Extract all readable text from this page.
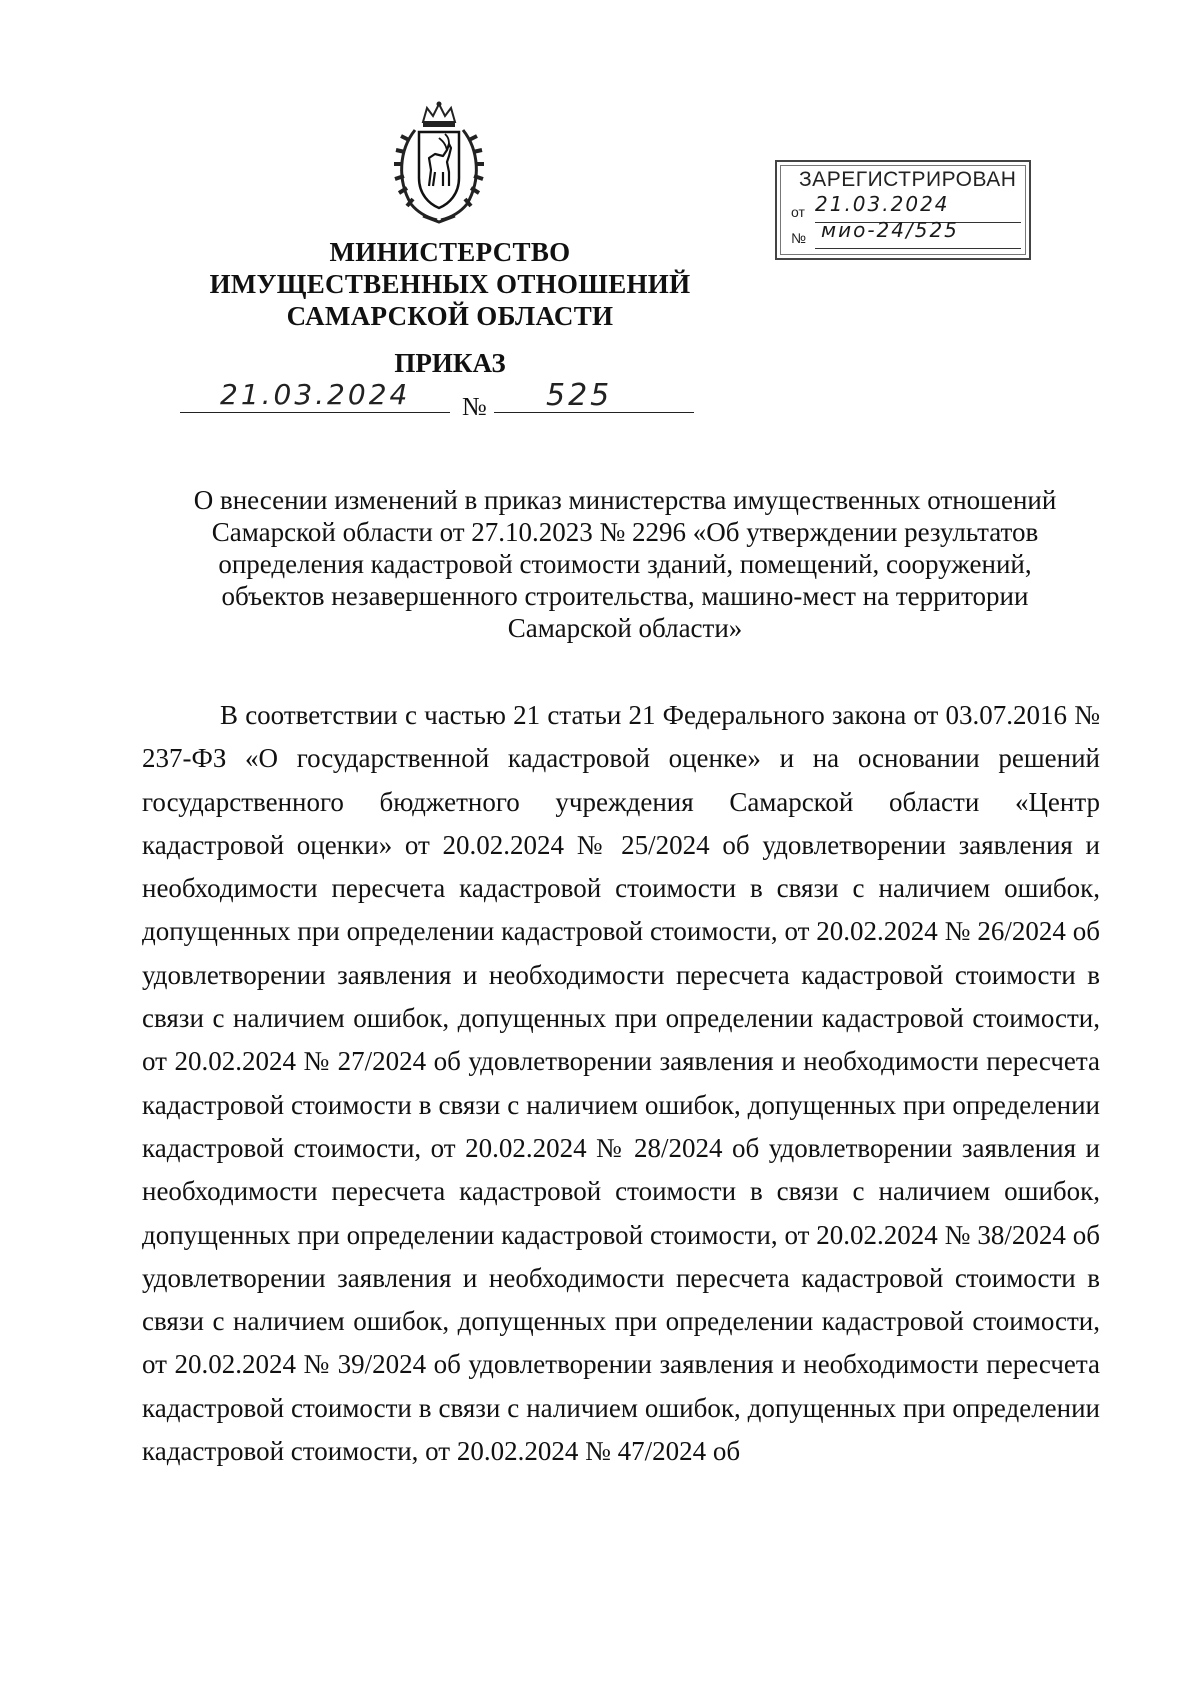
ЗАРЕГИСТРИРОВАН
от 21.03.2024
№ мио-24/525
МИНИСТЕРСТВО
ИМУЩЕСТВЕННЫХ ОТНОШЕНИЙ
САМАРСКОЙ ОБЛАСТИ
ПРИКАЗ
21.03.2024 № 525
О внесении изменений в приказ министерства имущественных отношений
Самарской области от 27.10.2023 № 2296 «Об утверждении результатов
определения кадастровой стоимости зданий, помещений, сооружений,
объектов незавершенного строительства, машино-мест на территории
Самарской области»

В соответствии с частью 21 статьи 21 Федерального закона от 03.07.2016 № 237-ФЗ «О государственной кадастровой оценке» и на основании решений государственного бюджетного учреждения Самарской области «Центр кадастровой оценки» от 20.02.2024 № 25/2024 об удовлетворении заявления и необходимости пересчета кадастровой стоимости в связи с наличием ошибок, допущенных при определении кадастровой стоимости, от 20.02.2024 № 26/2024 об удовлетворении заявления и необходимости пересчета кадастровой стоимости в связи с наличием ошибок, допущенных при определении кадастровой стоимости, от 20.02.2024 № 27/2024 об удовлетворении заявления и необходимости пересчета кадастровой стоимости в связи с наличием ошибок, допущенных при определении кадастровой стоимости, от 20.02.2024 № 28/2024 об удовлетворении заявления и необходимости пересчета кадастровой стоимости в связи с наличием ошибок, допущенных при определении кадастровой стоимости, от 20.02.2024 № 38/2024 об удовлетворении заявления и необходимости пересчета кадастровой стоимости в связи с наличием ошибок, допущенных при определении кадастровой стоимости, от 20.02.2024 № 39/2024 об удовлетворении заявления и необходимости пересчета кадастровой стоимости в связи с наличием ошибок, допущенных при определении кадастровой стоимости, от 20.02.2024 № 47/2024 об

...

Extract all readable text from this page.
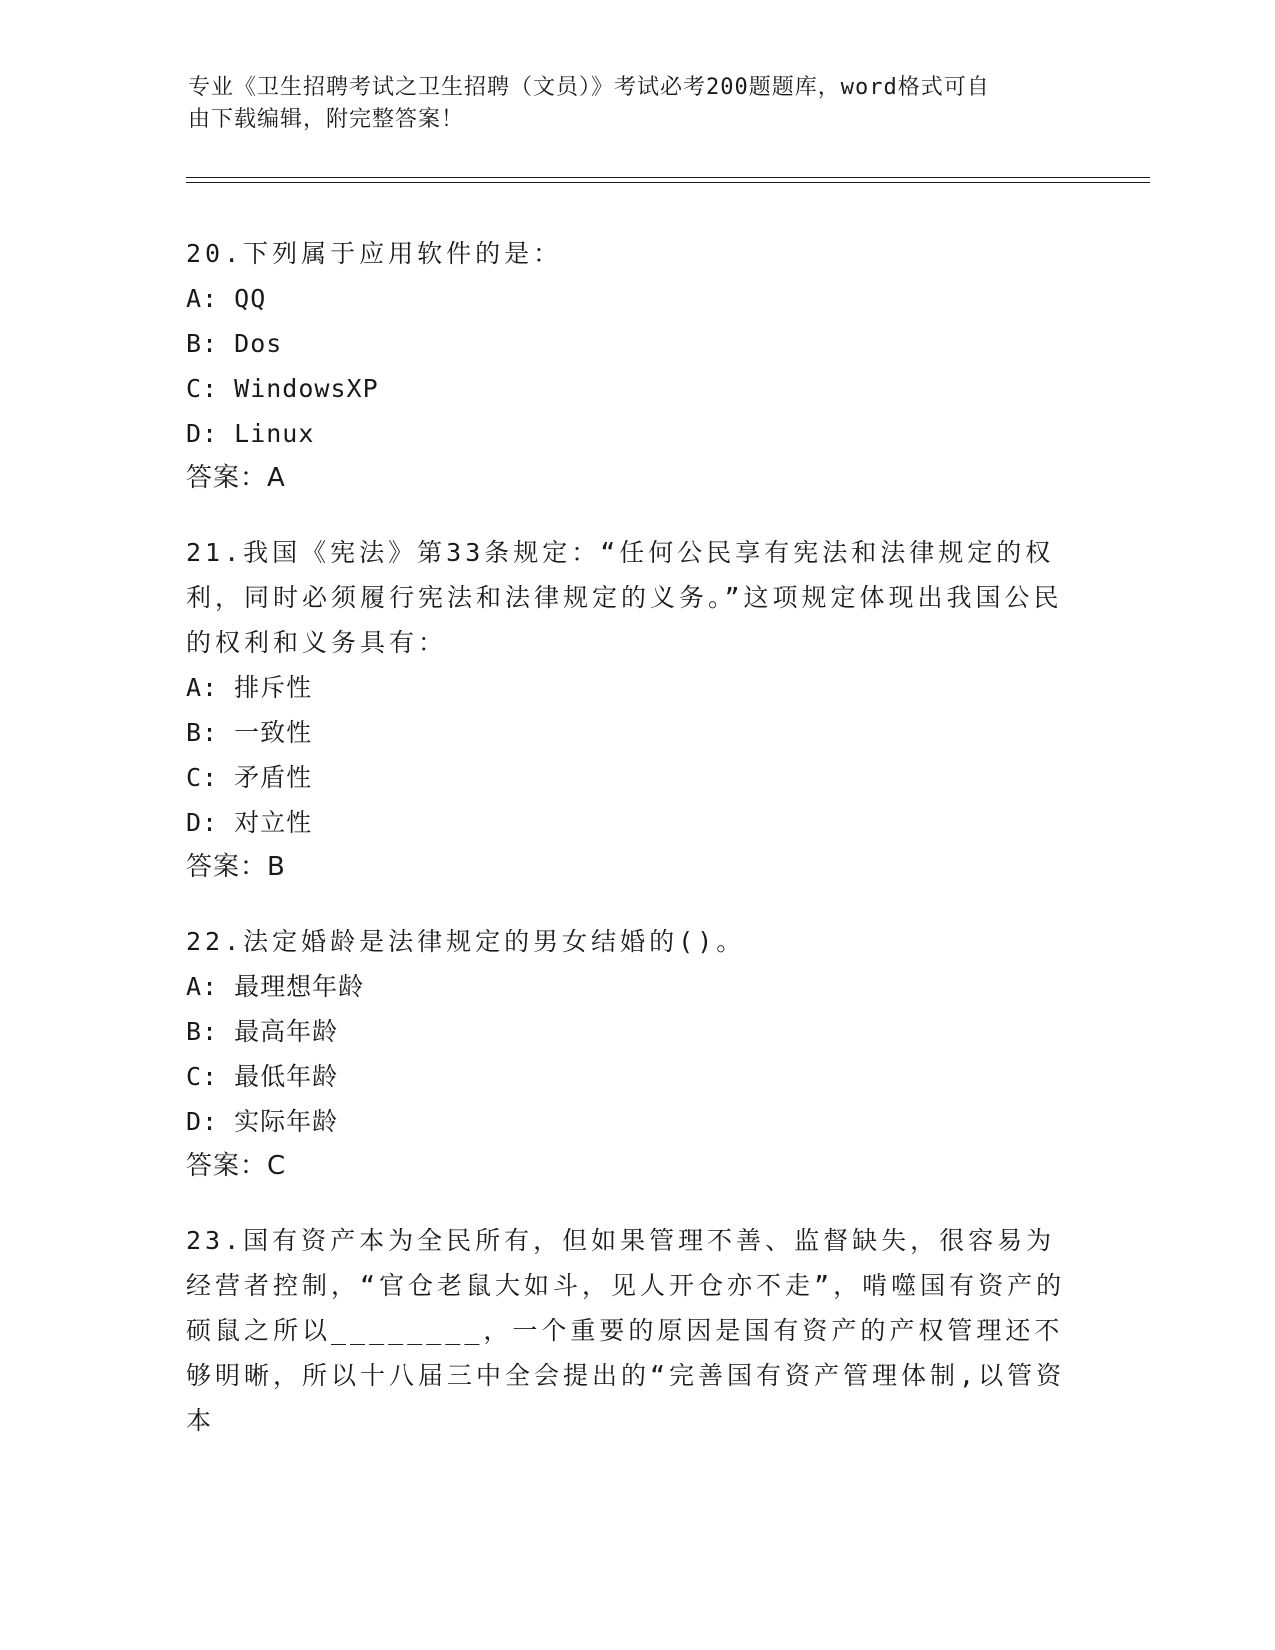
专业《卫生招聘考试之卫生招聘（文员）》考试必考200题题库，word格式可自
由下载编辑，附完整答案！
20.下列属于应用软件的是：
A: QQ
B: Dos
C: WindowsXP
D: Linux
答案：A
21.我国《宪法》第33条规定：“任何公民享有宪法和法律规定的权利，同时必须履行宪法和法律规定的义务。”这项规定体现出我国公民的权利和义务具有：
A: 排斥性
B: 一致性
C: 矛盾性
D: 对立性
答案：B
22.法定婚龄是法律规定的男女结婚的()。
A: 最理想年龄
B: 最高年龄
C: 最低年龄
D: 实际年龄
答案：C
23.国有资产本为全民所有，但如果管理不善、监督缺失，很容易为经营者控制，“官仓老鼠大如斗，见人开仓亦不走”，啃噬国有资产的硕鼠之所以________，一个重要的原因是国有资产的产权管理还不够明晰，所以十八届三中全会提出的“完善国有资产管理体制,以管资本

* * *

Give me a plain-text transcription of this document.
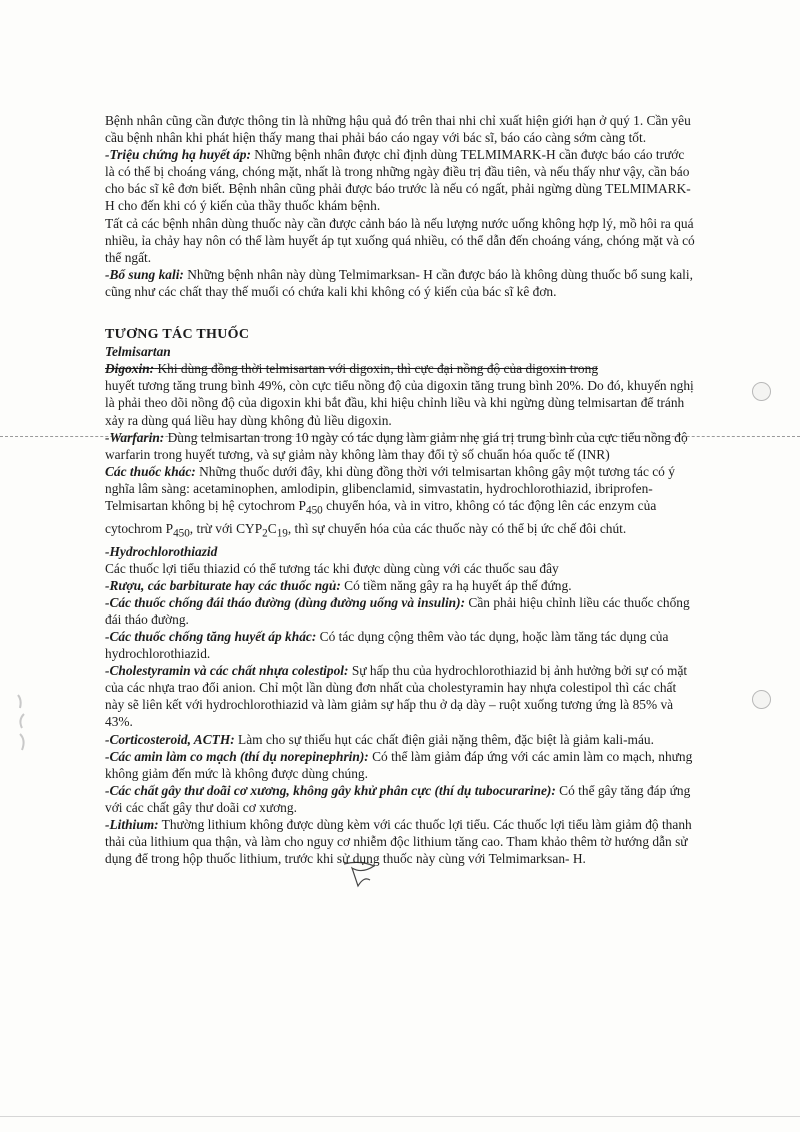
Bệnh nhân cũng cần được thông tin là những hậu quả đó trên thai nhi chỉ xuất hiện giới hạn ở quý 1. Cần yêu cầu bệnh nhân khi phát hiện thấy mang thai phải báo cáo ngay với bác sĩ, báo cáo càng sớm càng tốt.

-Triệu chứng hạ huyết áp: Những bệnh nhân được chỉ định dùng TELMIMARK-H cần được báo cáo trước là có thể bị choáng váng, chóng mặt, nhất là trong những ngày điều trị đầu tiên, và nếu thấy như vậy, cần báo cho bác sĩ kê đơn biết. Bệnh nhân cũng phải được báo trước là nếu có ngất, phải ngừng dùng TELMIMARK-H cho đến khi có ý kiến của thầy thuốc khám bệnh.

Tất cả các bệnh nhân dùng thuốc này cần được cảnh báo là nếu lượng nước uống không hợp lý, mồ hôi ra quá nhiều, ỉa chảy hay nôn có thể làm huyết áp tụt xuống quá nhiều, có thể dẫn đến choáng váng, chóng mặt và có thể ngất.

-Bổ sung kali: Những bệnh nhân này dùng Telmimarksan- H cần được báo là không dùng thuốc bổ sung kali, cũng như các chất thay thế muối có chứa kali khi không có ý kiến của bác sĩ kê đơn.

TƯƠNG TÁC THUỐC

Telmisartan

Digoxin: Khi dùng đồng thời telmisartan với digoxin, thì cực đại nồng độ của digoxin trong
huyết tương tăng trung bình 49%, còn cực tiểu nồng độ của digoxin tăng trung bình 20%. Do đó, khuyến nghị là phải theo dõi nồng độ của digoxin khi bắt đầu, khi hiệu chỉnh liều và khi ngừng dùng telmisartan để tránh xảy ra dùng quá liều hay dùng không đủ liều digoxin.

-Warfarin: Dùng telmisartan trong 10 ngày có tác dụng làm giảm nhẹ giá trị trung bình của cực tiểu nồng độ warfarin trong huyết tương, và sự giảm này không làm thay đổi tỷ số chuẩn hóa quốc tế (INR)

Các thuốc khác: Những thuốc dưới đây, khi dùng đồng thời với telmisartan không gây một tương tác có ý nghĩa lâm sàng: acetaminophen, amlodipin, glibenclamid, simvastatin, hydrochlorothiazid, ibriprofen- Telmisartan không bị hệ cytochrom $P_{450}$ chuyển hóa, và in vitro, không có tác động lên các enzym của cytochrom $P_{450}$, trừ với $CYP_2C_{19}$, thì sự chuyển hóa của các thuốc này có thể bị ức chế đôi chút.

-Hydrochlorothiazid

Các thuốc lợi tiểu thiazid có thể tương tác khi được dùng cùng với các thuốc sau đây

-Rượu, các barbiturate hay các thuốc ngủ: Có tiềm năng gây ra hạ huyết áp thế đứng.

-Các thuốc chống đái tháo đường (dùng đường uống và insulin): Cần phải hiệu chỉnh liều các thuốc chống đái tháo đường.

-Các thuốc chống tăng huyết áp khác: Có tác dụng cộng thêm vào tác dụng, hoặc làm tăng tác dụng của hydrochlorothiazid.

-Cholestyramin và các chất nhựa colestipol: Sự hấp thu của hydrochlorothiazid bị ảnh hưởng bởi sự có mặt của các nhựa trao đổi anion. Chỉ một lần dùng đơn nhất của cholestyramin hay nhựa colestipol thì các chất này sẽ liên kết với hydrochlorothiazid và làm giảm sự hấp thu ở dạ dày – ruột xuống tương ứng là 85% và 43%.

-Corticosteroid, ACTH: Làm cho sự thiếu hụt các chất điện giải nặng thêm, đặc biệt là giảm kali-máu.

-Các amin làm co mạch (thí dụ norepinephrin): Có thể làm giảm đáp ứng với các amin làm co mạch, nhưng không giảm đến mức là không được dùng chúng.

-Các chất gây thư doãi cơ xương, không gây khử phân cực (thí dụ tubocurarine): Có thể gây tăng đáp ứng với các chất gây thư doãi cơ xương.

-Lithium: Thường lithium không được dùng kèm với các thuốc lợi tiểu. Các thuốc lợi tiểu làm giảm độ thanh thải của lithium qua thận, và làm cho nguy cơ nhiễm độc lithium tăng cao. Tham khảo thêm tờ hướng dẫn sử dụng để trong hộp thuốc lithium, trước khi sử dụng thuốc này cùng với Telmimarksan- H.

* **SHORT EXERCISE**
Each line of the material that holds the string "thay" counts once; give the total alone.

* **SOLUTION TO THE PROBLEM**
2